**Source records:**
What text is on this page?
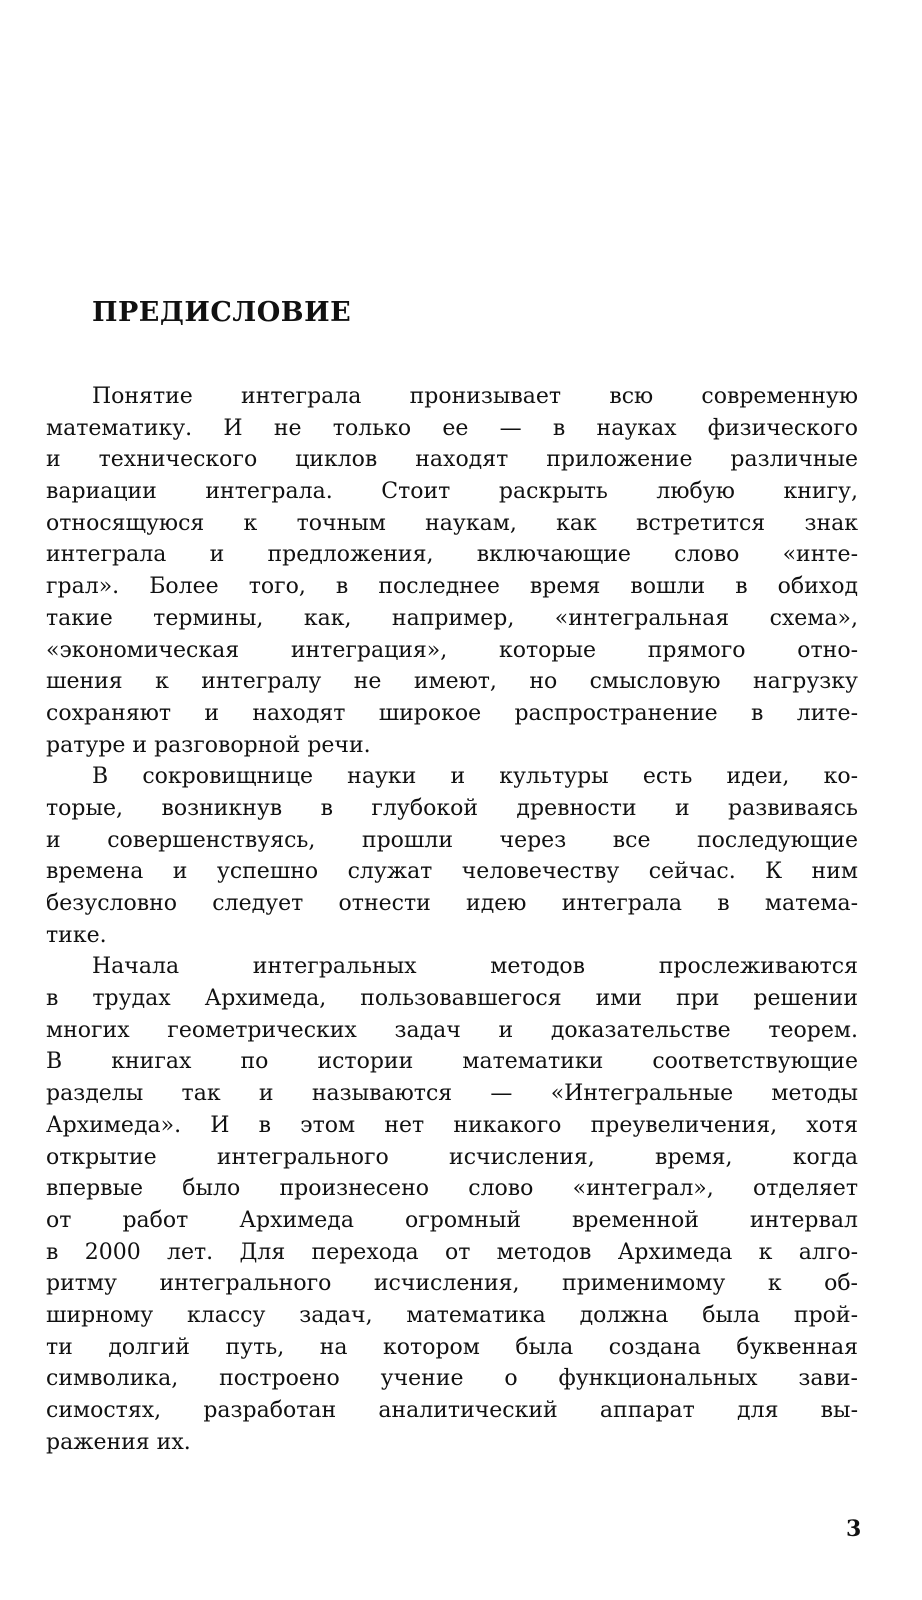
ПРЕДИСЛОВИЕ
Понятие интеграла пронизывает всю современную
математику. И не только ее — в науках физического
и технического циклов находят приложение различные
вариации интеграла. Стоит раскрыть любую книгу,
относящуюся к точным наукам, как встретится знак
интеграла и предложения, включающие слово «инте-
грал». Более того, в последнее время вошли в обиход
такие термины, как, например, «интегральная схема»,
«экономическая интеграция», которые прямого отно-
шения к интегралу не имеют, но смысловую нагрузку
сохраняют и находят широкое распространение в лите-
ратуре и разговорной речи.
В сокровищнице науки и культуры есть идеи, ко-
торые, возникнув в глубокой древности и развиваясь
и совершенствуясь, прошли через все последующие
времена и успешно служат человечеству сейчас. К ним
безусловно следует отнести идею интеграла в матема-
тике.
Начала интегральных методов прослеживаются
в трудах Архимеда, пользовавшегося ими при решении
многих геометрических задач и доказательстве теорем.
В книгах по истории математики соответствующие
разделы так и называются — «Интегральные методы
Архимеда». И в этом нет никакого преувеличения, хотя
открытие интегрального исчисления, время, когда
впервые было произнесено слово «интеграл», отделяет
от работ Архимеда огромный временной интервал
в 2000 лет. Для перехода от методов Архимеда к алго-
ритму интегрального исчисления, применимому к об-
ширному классу задач, математика должна была прой-
ти долгий путь, на котором была создана буквенная
символика, построено учение о функциональных зави-
симостях, разработан аналитический аппарат для вы-
ражения их.
3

**Task details:** Return the listing above in full and without alteration, excluding its pictures.

**Written response:**
What text is on this page?
ПРЕДИСЛОВИЕ
Понятие интеграла пронизывает всю современную
математику. И не только ее — в науках физического
и технического циклов находят приложение различные
вариации интеграла. Стоит раскрыть любую книгу,
относящуюся к точным наукам, как встретится знак
интеграла и предложения, включающие слово «инте-
грал». Более того, в последнее время вошли в обиход
такие термины, как, например, «интегральная схема»,
«экономическая интеграция», которые прямого отно-
шения к интегралу не имеют, но смысловую нагрузку
сохраняют и находят широкое распространение в лите-
ратуре и разговорной речи.
В сокровищнице науки и культуры есть идеи, ко-
торые, возникнув в глубокой древности и развиваясь
и совершенствуясь, прошли через все последующие
времена и успешно служат человечеству сейчас. К ним
безусловно следует отнести идею интеграла в матема-
тике.
Начала интегральных методов прослеживаются
в трудах Архимеда, пользовавшегося ими при решении
многих геометрических задач и доказательстве теорем.
В книгах по истории математики соответствующие
разделы так и называются — «Интегральные методы
Архимеда». И в этом нет никакого преувеличения, хотя
открытие интегрального исчисления, время, когда
впервые было произнесено слово «интеграл», отделяет
от работ Архимеда огромный временной интервал
в 2000 лет. Для перехода от методов Архимеда к алго-
ритму интегрального исчисления, применимому к об-
ширному классу задач, математика должна была прой-
ти долгий путь, на котором была создана буквенная
символика, построено учение о функциональных зави-
симостях, разработан аналитический аппарат для вы-
ражения их.
3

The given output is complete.